### Your objective
Using the records provided below, locate and copy each line that contains the word "Roggenpreis".

[BEGIN Records for the task]

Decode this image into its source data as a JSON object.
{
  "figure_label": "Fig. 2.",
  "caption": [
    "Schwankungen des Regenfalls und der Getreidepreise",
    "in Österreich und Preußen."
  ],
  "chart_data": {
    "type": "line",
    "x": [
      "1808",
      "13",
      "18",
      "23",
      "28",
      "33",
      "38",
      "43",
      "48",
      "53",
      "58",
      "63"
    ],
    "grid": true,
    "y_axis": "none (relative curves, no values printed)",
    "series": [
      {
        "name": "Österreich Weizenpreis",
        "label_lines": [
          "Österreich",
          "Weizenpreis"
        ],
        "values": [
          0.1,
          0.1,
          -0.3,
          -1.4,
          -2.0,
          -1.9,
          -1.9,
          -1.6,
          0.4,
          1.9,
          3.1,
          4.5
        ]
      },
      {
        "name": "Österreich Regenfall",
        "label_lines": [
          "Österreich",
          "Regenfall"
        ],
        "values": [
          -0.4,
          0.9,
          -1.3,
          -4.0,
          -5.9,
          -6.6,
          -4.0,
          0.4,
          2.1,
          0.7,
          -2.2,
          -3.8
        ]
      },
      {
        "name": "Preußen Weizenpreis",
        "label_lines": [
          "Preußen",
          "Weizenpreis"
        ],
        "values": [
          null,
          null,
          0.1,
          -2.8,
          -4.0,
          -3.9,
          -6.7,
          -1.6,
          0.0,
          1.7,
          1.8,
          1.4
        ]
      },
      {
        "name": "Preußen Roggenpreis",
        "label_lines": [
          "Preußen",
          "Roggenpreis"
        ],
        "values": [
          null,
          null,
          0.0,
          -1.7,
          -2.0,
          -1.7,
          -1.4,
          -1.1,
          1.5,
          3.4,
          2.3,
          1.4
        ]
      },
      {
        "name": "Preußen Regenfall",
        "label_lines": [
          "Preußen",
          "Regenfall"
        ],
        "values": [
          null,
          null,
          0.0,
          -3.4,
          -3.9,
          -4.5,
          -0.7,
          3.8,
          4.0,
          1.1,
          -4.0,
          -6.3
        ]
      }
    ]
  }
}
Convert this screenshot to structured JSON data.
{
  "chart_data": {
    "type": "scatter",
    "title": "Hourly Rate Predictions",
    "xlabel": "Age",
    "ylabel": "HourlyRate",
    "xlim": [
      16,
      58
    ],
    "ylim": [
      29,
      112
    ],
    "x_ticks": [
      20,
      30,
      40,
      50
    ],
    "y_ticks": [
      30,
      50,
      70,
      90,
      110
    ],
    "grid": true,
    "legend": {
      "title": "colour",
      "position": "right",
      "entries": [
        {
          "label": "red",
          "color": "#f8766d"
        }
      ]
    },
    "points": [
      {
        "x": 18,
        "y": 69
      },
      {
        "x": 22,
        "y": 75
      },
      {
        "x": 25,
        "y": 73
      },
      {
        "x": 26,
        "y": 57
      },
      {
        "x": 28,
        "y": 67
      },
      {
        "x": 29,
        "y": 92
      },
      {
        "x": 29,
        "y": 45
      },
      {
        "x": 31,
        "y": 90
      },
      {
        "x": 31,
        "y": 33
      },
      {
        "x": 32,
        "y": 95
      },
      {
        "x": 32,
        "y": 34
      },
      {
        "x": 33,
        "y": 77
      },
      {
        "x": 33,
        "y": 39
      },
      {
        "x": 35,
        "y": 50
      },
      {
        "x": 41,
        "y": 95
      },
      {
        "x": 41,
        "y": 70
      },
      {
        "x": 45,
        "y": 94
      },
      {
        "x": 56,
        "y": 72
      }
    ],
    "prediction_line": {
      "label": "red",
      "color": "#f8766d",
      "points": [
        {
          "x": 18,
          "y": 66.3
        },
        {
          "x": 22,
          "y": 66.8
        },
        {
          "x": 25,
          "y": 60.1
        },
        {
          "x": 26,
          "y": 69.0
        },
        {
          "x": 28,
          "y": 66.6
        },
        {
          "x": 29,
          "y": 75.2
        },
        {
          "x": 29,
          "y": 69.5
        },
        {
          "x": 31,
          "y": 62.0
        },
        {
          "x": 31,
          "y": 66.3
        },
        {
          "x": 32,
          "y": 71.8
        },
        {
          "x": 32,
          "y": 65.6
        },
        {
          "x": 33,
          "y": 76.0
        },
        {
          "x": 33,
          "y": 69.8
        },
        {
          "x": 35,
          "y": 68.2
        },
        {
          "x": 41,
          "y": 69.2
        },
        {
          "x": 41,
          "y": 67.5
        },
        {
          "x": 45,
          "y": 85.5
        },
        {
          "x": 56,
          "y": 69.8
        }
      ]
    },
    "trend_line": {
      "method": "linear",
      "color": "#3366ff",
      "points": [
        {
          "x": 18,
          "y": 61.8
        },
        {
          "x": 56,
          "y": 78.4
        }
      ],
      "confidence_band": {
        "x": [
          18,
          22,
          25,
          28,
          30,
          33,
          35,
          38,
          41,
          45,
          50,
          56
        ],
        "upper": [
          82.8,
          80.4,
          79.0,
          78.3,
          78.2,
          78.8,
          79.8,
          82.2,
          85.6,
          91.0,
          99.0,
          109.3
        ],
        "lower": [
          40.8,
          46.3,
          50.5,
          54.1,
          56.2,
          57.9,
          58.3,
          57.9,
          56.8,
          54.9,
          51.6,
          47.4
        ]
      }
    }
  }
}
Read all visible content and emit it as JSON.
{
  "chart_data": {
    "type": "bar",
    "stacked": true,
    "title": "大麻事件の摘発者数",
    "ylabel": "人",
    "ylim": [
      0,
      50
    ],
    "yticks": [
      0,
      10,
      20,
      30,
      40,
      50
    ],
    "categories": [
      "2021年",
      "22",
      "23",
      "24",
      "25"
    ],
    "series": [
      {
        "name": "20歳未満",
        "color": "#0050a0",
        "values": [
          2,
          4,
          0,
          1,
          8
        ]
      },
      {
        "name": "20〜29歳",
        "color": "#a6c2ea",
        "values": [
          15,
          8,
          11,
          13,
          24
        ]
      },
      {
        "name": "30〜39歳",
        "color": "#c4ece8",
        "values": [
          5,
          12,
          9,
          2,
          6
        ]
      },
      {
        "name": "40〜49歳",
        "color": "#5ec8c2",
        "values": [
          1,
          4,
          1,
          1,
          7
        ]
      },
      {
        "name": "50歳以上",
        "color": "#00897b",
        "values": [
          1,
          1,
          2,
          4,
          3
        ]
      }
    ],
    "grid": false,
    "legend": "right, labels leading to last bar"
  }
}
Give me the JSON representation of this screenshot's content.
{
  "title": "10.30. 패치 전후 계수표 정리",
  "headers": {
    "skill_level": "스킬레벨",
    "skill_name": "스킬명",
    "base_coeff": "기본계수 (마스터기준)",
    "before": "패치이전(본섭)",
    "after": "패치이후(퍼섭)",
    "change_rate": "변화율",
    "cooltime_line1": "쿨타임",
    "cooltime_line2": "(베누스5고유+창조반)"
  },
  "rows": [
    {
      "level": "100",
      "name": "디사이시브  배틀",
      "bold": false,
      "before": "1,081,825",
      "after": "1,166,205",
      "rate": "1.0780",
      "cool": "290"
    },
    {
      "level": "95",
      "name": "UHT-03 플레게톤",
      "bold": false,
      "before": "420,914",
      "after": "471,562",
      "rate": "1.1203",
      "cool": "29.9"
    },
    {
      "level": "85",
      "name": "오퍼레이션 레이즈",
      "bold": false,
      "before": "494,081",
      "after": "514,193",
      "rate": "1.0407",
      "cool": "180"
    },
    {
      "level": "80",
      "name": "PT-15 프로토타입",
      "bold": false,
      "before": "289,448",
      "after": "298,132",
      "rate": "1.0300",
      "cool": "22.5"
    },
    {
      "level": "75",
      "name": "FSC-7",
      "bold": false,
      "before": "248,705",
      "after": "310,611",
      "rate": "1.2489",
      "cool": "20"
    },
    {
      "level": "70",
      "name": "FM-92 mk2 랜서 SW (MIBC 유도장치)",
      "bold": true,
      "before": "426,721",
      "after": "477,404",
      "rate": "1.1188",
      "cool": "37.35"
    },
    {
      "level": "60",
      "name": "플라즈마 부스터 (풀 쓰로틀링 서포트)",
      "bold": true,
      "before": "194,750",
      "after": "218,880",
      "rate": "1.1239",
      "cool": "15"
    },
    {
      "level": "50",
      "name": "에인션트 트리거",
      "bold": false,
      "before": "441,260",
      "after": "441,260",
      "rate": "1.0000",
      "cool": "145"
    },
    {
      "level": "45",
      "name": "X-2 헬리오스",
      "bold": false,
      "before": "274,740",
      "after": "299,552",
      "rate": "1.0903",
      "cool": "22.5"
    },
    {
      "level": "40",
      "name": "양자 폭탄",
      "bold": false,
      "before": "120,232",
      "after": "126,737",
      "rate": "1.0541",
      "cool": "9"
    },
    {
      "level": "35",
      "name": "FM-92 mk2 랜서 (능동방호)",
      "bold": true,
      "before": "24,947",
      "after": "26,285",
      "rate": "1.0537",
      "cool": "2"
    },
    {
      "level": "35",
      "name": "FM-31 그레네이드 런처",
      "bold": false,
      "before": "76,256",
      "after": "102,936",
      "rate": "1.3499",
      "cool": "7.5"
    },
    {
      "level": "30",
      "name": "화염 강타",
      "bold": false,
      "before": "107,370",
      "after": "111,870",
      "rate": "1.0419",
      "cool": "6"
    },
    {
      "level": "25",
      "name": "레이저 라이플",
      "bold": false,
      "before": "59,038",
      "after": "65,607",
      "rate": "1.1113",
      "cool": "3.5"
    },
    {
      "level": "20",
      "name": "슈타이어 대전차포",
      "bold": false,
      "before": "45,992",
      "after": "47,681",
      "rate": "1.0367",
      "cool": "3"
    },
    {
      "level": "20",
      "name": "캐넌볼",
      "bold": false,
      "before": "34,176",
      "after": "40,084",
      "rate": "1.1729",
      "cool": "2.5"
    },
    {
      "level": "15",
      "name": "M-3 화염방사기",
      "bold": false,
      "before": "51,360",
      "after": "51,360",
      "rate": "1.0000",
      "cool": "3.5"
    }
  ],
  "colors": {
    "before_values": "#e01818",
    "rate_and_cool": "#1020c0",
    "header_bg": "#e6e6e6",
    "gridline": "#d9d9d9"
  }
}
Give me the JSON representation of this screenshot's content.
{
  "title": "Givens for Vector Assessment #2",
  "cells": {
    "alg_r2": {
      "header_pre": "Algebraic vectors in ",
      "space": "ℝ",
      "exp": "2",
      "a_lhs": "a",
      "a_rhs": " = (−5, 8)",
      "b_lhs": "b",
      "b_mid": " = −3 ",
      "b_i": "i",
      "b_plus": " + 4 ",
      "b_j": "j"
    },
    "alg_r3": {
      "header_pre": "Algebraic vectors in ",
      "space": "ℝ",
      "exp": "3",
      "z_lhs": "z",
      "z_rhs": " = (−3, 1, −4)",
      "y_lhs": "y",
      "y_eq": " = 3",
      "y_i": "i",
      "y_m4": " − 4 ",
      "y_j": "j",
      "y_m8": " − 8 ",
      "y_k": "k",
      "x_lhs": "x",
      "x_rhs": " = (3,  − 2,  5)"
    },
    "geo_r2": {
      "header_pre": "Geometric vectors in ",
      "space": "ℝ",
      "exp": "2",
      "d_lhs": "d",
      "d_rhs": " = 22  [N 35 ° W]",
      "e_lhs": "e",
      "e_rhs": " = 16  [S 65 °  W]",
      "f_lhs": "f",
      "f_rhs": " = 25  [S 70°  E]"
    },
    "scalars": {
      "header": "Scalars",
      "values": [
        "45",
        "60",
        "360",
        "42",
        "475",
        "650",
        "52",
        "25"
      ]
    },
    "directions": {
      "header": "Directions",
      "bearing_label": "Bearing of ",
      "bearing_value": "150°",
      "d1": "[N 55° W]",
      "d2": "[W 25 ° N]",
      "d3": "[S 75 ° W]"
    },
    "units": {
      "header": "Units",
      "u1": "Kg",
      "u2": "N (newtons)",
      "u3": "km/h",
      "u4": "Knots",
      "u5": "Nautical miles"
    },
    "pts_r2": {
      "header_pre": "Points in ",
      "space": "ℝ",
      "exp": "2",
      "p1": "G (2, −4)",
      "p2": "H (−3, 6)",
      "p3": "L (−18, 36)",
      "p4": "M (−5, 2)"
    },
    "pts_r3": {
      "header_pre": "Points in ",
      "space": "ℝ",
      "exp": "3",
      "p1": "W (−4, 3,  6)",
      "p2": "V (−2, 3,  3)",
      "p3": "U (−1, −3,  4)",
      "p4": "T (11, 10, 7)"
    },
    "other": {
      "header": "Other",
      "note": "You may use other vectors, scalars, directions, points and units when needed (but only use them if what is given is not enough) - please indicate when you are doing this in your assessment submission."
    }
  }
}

[END Records for the task]

### Result of this exercise
        "name": "Preußen Roggenpreis",
          "Roggenpreis"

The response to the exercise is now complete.